start Input records

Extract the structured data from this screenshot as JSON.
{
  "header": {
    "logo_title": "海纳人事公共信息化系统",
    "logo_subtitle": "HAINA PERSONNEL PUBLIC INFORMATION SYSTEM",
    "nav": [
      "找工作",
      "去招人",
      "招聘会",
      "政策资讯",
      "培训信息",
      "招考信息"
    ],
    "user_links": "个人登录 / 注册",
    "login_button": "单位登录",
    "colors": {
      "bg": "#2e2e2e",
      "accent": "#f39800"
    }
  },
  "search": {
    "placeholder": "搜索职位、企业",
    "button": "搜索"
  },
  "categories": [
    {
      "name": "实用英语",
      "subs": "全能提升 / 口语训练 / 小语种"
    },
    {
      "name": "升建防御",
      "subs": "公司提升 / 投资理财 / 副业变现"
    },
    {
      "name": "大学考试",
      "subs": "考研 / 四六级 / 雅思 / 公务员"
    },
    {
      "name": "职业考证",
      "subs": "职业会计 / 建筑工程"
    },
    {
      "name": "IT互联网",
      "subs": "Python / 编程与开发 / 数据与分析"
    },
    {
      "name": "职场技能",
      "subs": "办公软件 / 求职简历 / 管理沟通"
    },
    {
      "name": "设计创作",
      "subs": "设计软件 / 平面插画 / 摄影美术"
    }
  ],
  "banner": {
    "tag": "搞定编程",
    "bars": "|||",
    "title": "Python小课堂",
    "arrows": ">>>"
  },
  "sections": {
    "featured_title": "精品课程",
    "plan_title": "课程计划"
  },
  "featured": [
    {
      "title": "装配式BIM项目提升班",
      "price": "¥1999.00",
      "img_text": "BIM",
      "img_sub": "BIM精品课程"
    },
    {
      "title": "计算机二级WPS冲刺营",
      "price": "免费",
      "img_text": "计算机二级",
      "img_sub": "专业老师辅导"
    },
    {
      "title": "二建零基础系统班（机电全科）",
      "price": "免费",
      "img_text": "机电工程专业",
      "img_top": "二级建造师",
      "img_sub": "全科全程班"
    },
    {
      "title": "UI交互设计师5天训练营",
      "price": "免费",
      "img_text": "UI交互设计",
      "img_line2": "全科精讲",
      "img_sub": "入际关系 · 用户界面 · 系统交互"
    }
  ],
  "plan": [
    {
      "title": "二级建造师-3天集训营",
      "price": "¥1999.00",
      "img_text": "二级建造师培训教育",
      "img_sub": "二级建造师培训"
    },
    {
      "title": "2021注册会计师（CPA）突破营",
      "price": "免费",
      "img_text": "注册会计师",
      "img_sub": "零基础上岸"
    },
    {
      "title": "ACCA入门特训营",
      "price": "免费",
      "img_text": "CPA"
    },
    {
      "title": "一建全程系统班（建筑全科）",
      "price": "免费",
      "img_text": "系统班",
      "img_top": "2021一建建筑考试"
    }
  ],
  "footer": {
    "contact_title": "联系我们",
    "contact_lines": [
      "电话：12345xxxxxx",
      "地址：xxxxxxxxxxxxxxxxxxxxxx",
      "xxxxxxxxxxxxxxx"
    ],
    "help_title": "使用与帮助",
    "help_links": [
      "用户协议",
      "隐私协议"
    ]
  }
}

end Input records

#### Challenge:
Gather up the lines that contain the word "name".

#### Answer to the problem:
      "name": "实用英语",
      "name": "升建防御",
      "name": "大学考试",
      "name": "职业考证",
      "name": "IT互联网",
      "name": "职场技能",
      "name": "设计创作",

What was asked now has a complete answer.